__Records from a collection of figures__.
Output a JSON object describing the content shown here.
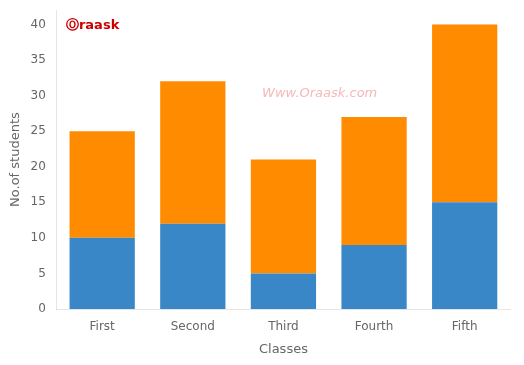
{
  "chart_data": {
    "type": "bar",
    "stacked": true,
    "categories": [
      "First",
      "Second",
      "Third",
      "Fourth",
      "Fifth"
    ],
    "series": [
      {
        "color": "#3a87c8",
        "values": [
          10,
          12,
          5,
          9,
          15
        ]
      },
      {
        "color": "#ff8c00",
        "values": [
          15,
          20,
          16,
          18,
          25
        ]
      }
    ],
    "xlabel": "Classes",
    "ylabel": "No.of students",
    "ylim": [
      0,
      42
    ],
    "yticks": [
      0,
      5,
      10,
      15,
      20,
      25,
      30,
      35,
      40
    ],
    "grid": false,
    "annotations": [
      {
        "text": "Www.Oraask.com",
        "color": "#f5b8b8"
      },
      {
        "text": "Ⓞraask",
        "color": "#cc0000"
      }
    ]
  }
}
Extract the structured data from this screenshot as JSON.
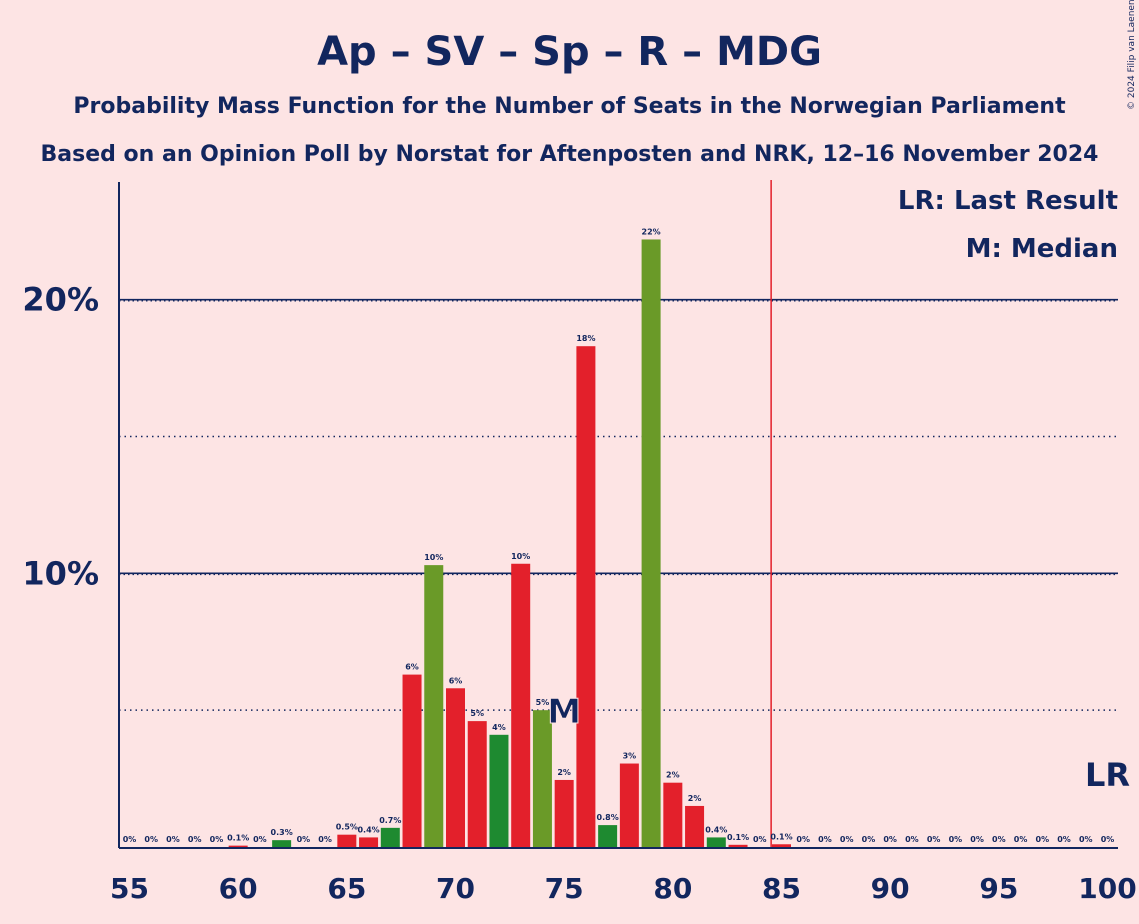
{
  "title": "Ap – SV – Sp – R – MDG",
  "subtitle1": "Probability Mass Function for the Number of Seats in the Norwegian Parliament",
  "subtitle2": "Based on an Opinion Poll by Norstat for Aftenposten and NRK, 12–16 November 2024",
  "copyright": "© 2024 Filip van Laenen",
  "legend": {
    "last_result": "LR: Last Result",
    "median": "M: Median"
  },
  "colors": {
    "background": "#FDE4E4",
    "text": "#12265e",
    "red": "#E3202B",
    "green": "#6A9A28",
    "darkgreen": "#1E8A30",
    "lr_line": "#E3202B"
  },
  "chart_data": {
    "type": "bar",
    "xlabel": "",
    "ylabel": "",
    "xlim": [
      55,
      100
    ],
    "ylim": [
      0,
      24.3
    ],
    "y_ticks": [
      {
        "value": 10,
        "label": "10%"
      },
      {
        "value": 20,
        "label": "20%"
      }
    ],
    "y_dotted": [
      5,
      15
    ],
    "x_ticks": [
      55,
      60,
      65,
      70,
      75,
      80,
      85,
      90,
      95,
      100
    ],
    "last_result": 85,
    "last_result_label": "LR",
    "median": 75,
    "median_label": "M",
    "median_value": 5,
    "bars": [
      {
        "x": 55,
        "value": 0,
        "label": "0%",
        "color": "red"
      },
      {
        "x": 56,
        "value": 0,
        "label": "0%",
        "color": "red"
      },
      {
        "x": 57,
        "value": 0,
        "label": "0%",
        "color": "red"
      },
      {
        "x": 58,
        "value": 0,
        "label": "0%",
        "color": "red"
      },
      {
        "x": 59,
        "value": 0,
        "label": "0%",
        "color": "red"
      },
      {
        "x": 60,
        "value": 0.05,
        "label": "0.1%",
        "color": "red"
      },
      {
        "x": 61,
        "value": 0,
        "label": "0%",
        "color": "red"
      },
      {
        "x": 62,
        "value": 0.25,
        "label": "0.3%",
        "color": "darkgreen"
      },
      {
        "x": 63,
        "value": 0,
        "label": "0%",
        "color": "red"
      },
      {
        "x": 64,
        "value": 0,
        "label": "0%",
        "color": "red"
      },
      {
        "x": 65,
        "value": 0.45,
        "label": "0.5%",
        "color": "red"
      },
      {
        "x": 66,
        "value": 0.35,
        "label": "0.4%",
        "color": "red"
      },
      {
        "x": 67,
        "value": 0.7,
        "label": "0.7%",
        "color": "darkgreen"
      },
      {
        "x": 68,
        "value": 6.3,
        "label": "6%",
        "color": "red"
      },
      {
        "x": 69,
        "value": 10.3,
        "label": "10%",
        "color": "green"
      },
      {
        "x": 70,
        "value": 5.8,
        "label": "6%",
        "color": "red"
      },
      {
        "x": 71,
        "value": 4.6,
        "label": "5%",
        "color": "red"
      },
      {
        "x": 72,
        "value": 4.1,
        "label": "4%",
        "color": "darkgreen"
      },
      {
        "x": 73,
        "value": 10.35,
        "label": "10%",
        "color": "red"
      },
      {
        "x": 74,
        "value": 5.0,
        "label": "5%",
        "color": "green"
      },
      {
        "x": 75,
        "value": 2.45,
        "label": "2%",
        "color": "red"
      },
      {
        "x": 76,
        "value": 18.3,
        "label": "18%",
        "color": "red"
      },
      {
        "x": 77,
        "value": 0.8,
        "label": "0.8%",
        "color": "darkgreen"
      },
      {
        "x": 78,
        "value": 3.05,
        "label": "3%",
        "color": "red"
      },
      {
        "x": 79,
        "value": 22.2,
        "label": "22%",
        "color": "green"
      },
      {
        "x": 80,
        "value": 2.35,
        "label": "2%",
        "color": "red"
      },
      {
        "x": 81,
        "value": 1.5,
        "label": "2%",
        "color": "red"
      },
      {
        "x": 82,
        "value": 0.35,
        "label": "0.4%",
        "color": "darkgreen"
      },
      {
        "x": 83,
        "value": 0.08,
        "label": "0.1%",
        "color": "red"
      },
      {
        "x": 84,
        "value": 0,
        "label": "0%",
        "color": "red"
      },
      {
        "x": 85,
        "value": 0.1,
        "label": "0.1%",
        "color": "red"
      },
      {
        "x": 86,
        "value": 0,
        "label": "0%",
        "color": "red"
      },
      {
        "x": 87,
        "value": 0,
        "label": "0%",
        "color": "red"
      },
      {
        "x": 88,
        "value": 0,
        "label": "0%",
        "color": "red"
      },
      {
        "x": 89,
        "value": 0,
        "label": "0%",
        "color": "red"
      },
      {
        "x": 90,
        "value": 0,
        "label": "0%",
        "color": "red"
      },
      {
        "x": 91,
        "value": 0,
        "label": "0%",
        "color": "red"
      },
      {
        "x": 92,
        "value": 0,
        "label": "0%",
        "color": "red"
      },
      {
        "x": 93,
        "value": 0,
        "label": "0%",
        "color": "red"
      },
      {
        "x": 94,
        "value": 0,
        "label": "0%",
        "color": "red"
      },
      {
        "x": 95,
        "value": 0,
        "label": "0%",
        "color": "red"
      },
      {
        "x": 96,
        "value": 0,
        "label": "0%",
        "color": "red"
      },
      {
        "x": 97,
        "value": 0,
        "label": "0%",
        "color": "red"
      },
      {
        "x": 98,
        "value": 0,
        "label": "0%",
        "color": "red"
      },
      {
        "x": 99,
        "value": 0,
        "label": "0%",
        "color": "red"
      },
      {
        "x": 100,
        "value": 0,
        "label": "0%",
        "color": "red"
      }
    ]
  }
}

__Problem to work on__.
Extract the entries in full, exactly as they are, minus the pictures.

__Full solution__.
Output a JSON object describing the content shown here.
{
  "chart_data": {
    "type": "bar",
    "stacked": true,
    "categories": [
      "First",
      "Second",
      "Third",
      "Fourth",
      "Fifth"
    ],
    "series": [
      {
        "color": "#3a87c8",
        "values": [
          10,
          12,
          5,
          9,
          15
        ]
      },
      {
        "color": "#ff8c00",
        "values": [
          15,
          20,
          16,
          18,
          25
        ]
      }
    ],
    "xlabel": "Classes",
    "ylabel": "No.of students",
    "ylim": [
      0,
      42
    ],
    "yticks": [
      0,
      5,
      10,
      15,
      20,
      25,
      30,
      35,
      40
    ],
    "grid": false,
    "annotations": [
      {
        "text": "Www.Oraask.com",
        "color": "#f5b8b8"
      },
      {
        "text": "Ⓞraask",
        "color": "#cc0000"
      }
    ]
  }
}
Extract the structured data from this screenshot as JSON.
{
  "title": "Ap – SV – Sp – R – MDG",
  "subtitle1": "Probability Mass Function for the Number of Seats in the Norwegian Parliament",
  "subtitle2": "Based on an Opinion Poll by Norstat for Aftenposten and NRK, 12–16 November 2024",
  "copyright": "© 2024 Filip van Laenen",
  "legend": {
    "last_result": "LR: Last Result",
    "median": "M: Median"
  },
  "colors": {
    "background": "#FDE4E4",
    "text": "#12265e",
    "red": "#E3202B",
    "green": "#6A9A28",
    "darkgreen": "#1E8A30",
    "lr_line": "#E3202B"
  },
  "chart_data": {
    "type": "bar",
    "xlabel": "",
    "ylabel": "",
    "xlim": [
      55,
      100
    ],
    "ylim": [
      0,
      24.3
    ],
    "y_ticks": [
      {
        "value": 10,
        "label": "10%"
      },
      {
        "value": 20,
        "label": "20%"
      }
    ],
    "y_dotted": [
      5,
      15
    ],
    "x_ticks": [
      55,
      60,
      65,
      70,
      75,
      80,
      85,
      90,
      95,
      100
    ],
    "last_result": 85,
    "last_result_label": "LR",
    "median": 75,
    "median_label": "M",
    "median_value": 5,
    "bars": [
      {
        "x": 55,
        "value": 0,
        "label": "0%",
        "color": "red"
      },
      {
        "x": 56,
        "value": 0,
        "label": "0%",
        "color": "red"
      },
      {
        "x": 57,
        "value": 0,
        "label": "0%",
        "color": "red"
      },
      {
        "x": 58,
        "value": 0,
        "label": "0%",
        "color": "red"
      },
      {
        "x": 59,
        "value": 0,
        "label": "0%",
        "color": "red"
      },
      {
        "x": 60,
        "value": 0.05,
        "label": "0.1%",
        "color": "red"
      },
      {
        "x": 61,
        "value": 0,
        "label": "0%",
        "color": "red"
      },
      {
        "x": 62,
        "value": 0.25,
        "label": "0.3%",
        "color": "darkgreen"
      },
      {
        "x": 63,
        "value": 0,
        "label": "0%",
        "color": "red"
      },
      {
        "x": 64,
        "value": 0,
        "label": "0%",
        "color": "red"
      },
      {
        "x": 65,
        "value": 0.45,
        "label": "0.5%",
        "color": "red"
      },
      {
        "x": 66,
        "value": 0.35,
        "label": "0.4%",
        "color": "red"
      },
      {
        "x": 67,
        "value": 0.7,
        "label": "0.7%",
        "color": "darkgreen"
      },
      {
        "x": 68,
        "value": 6.3,
        "label": "6%",
        "color": "red"
      },
      {
        "x": 69,
        "value": 10.3,
        "label": "10%",
        "color": "green"
      },
      {
        "x": 70,
        "value": 5.8,
        "label": "6%",
        "color": "red"
      },
      {
        "x": 71,
        "value": 4.6,
        "label": "5%",
        "color": "red"
      },
      {
        "x": 72,
        "value": 4.1,
        "label": "4%",
        "color": "darkgreen"
      },
      {
        "x": 73,
        "value": 10.35,
        "label": "10%",
        "color": "red"
      },
      {
        "x": 74,
        "value": 5.0,
        "label": "5%",
        "color": "green"
      },
      {
        "x": 75,
        "value": 2.45,
        "label": "2%",
        "color": "red"
      },
      {
        "x": 76,
        "value": 18.3,
        "label": "18%",
        "color": "red"
      },
      {
        "x": 77,
        "value": 0.8,
        "label": "0.8%",
        "color": "darkgreen"
      },
      {
        "x": 78,
        "value": 3.05,
        "label": "3%",
        "color": "red"
      },
      {
        "x": 79,
        "value": 22.2,
        "label": "22%",
        "color": "green"
      },
      {
        "x": 80,
        "value": 2.35,
        "label": "2%",
        "color": "red"
      },
      {
        "x": 81,
        "value": 1.5,
        "label": "2%",
        "color": "red"
      },
      {
        "x": 82,
        "value": 0.35,
        "label": "0.4%",
        "color": "darkgreen"
      },
      {
        "x": 83,
        "value": 0.08,
        "label": "0.1%",
        "color": "red"
      },
      {
        "x": 84,
        "value": 0,
        "label": "0%",
        "color": "red"
      },
      {
        "x": 85,
        "value": 0.1,
        "label": "0.1%",
        "color": "red"
      },
      {
        "x": 86,
        "value": 0,
        "label": "0%",
        "color": "red"
      },
      {
        "x": 87,
        "value": 0,
        "label": "0%",
        "color": "red"
      },
      {
        "x": 88,
        "value": 0,
        "label": "0%",
        "color": "red"
      },
      {
        "x": 89,
        "value": 0,
        "label": "0%",
        "color": "red"
      },
      {
        "x": 90,
        "value": 0,
        "label": "0%",
        "color": "red"
      },
      {
        "x": 91,
        "value": 0,
        "label": "0%",
        "color": "red"
      },
      {
        "x": 92,
        "value": 0,
        "label": "0%",
        "color": "red"
      },
      {
        "x": 93,
        "value": 0,
        "label": "0%",
        "color": "red"
      },
      {
        "x": 94,
        "value": 0,
        "label": "0%",
        "color": "red"
      },
      {
        "x": 95,
        "value": 0,
        "label": "0%",
        "color": "red"
      },
      {
        "x": 96,
        "value": 0,
        "label": "0%",
        "color": "red"
      },
      {
        "x": 97,
        "value": 0,
        "label": "0%",
        "color": "red"
      },
      {
        "x": 98,
        "value": 0,
        "label": "0%",
        "color": "red"
      },
      {
        "x": 99,
        "value": 0,
        "label": "0%",
        "color": "red"
      },
      {
        "x": 100,
        "value": 0,
        "label": "0%",
        "color": "red"
      }
    ]
  }
}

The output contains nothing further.